Materials provided.
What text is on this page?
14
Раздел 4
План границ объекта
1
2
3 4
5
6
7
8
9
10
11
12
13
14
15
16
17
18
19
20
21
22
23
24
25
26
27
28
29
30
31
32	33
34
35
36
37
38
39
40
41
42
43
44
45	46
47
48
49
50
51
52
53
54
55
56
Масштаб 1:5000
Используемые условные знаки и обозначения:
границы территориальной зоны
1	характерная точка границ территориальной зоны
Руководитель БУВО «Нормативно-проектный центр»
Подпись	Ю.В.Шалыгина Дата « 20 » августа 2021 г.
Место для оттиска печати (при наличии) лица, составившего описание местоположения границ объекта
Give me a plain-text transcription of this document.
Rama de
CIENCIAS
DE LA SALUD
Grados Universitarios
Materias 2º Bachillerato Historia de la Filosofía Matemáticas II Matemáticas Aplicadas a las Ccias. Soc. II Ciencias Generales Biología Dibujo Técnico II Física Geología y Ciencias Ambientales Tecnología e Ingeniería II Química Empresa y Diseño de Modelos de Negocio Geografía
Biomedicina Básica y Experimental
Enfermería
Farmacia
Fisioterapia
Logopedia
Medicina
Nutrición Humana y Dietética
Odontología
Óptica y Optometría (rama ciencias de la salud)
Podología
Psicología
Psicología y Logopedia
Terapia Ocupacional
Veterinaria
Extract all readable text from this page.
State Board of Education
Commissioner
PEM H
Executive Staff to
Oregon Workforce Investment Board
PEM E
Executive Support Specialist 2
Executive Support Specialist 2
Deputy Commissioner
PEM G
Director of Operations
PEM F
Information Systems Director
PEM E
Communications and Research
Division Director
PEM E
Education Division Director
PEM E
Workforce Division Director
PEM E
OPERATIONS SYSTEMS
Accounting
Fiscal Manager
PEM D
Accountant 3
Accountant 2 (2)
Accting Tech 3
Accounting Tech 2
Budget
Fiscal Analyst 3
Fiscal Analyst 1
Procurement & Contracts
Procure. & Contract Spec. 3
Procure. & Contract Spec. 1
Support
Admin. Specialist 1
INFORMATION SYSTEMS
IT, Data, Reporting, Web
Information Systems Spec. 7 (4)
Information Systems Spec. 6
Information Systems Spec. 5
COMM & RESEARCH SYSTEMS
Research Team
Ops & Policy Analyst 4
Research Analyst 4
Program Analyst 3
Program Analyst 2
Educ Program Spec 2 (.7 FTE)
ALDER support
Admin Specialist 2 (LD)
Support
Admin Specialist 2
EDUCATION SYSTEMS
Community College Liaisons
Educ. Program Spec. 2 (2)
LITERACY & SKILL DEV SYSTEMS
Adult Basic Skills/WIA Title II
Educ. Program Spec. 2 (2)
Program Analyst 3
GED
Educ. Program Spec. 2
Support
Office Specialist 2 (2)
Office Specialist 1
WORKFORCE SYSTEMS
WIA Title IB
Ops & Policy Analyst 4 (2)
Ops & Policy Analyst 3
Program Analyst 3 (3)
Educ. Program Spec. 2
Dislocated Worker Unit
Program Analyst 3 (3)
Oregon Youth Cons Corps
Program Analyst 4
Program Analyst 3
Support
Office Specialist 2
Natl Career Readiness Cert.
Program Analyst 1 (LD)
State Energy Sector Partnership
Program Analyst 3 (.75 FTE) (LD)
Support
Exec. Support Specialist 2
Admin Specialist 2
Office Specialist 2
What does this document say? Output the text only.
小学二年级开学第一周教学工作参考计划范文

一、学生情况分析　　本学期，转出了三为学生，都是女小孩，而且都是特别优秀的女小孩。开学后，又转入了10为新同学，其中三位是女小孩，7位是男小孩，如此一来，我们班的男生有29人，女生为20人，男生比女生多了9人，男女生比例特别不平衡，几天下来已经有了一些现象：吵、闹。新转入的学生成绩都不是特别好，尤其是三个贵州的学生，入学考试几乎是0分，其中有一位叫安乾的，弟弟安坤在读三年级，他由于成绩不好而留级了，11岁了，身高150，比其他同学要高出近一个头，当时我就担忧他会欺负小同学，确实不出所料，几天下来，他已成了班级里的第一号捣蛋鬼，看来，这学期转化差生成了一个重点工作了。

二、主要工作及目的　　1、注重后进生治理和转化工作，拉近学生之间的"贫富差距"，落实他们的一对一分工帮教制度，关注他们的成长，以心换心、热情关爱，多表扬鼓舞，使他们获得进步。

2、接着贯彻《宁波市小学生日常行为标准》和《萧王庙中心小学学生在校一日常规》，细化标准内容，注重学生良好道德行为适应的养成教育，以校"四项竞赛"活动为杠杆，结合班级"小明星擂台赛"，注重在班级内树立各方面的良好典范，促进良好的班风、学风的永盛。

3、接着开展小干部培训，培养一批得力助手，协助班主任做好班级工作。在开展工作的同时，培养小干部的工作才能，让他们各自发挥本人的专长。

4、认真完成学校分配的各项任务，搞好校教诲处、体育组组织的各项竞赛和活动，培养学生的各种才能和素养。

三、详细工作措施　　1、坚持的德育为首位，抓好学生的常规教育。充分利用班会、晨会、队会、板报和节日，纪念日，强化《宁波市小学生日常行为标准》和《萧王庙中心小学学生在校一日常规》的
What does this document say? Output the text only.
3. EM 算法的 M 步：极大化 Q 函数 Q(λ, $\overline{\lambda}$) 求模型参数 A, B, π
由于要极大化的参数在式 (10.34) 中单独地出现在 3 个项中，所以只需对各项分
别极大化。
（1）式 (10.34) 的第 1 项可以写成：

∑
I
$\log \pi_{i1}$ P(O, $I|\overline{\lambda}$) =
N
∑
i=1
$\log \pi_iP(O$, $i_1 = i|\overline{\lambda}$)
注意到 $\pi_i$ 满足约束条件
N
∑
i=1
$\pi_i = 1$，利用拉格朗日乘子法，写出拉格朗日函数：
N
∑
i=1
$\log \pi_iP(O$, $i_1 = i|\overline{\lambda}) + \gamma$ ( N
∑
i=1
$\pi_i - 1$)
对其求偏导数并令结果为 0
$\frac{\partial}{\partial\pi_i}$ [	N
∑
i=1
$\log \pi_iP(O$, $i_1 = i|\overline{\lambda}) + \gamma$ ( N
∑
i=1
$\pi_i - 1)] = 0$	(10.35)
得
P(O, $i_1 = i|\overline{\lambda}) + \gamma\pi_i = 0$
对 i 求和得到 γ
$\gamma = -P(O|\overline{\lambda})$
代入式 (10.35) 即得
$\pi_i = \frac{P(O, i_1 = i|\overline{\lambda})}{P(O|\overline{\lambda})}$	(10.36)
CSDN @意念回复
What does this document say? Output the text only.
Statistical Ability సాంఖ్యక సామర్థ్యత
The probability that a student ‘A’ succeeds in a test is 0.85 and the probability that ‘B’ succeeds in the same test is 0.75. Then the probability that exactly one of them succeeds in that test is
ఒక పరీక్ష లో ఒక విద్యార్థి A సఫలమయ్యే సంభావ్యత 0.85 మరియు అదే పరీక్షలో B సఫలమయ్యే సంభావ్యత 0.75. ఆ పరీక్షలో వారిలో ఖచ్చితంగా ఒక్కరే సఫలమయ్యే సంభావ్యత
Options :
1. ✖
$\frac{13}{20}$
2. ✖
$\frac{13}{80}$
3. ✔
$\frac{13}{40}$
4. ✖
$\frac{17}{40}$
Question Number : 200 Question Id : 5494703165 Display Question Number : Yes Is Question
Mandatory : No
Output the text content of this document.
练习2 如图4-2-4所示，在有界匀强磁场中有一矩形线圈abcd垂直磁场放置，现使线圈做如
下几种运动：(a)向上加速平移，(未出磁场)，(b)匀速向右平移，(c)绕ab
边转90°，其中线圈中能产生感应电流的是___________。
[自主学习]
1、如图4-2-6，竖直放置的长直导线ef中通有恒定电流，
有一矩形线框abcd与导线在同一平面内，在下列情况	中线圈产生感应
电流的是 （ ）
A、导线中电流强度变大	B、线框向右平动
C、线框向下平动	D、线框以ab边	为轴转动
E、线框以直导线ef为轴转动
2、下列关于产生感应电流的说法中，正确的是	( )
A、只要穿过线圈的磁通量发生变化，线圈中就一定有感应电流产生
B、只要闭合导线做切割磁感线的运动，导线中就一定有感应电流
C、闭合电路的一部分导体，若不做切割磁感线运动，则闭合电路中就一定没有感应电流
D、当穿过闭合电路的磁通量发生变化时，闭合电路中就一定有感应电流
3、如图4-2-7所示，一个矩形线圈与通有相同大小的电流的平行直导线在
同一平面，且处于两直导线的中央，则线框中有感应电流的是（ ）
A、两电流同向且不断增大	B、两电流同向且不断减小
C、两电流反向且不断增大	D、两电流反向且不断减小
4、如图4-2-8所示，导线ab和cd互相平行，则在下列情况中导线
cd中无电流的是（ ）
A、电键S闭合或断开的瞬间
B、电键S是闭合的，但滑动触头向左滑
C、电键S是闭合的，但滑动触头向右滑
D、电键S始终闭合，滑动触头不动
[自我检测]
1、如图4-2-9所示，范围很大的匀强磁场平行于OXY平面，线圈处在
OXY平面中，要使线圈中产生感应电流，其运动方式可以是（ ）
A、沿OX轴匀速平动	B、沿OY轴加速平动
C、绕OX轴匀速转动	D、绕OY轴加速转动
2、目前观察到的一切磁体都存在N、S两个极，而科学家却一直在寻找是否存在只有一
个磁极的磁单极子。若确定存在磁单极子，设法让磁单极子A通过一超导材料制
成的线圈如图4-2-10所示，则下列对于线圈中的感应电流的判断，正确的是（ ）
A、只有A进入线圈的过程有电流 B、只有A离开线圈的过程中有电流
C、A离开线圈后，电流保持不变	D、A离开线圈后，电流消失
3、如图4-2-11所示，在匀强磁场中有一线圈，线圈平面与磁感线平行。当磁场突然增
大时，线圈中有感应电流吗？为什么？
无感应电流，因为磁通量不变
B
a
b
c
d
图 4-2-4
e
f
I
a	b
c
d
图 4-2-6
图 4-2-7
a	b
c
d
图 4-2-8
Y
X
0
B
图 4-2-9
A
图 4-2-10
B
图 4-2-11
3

Goal. Spot every line that holds "Oregon" and copy it.

Task answer.
Oregon Workforce Investment Board
Oregon Youth Cons Corps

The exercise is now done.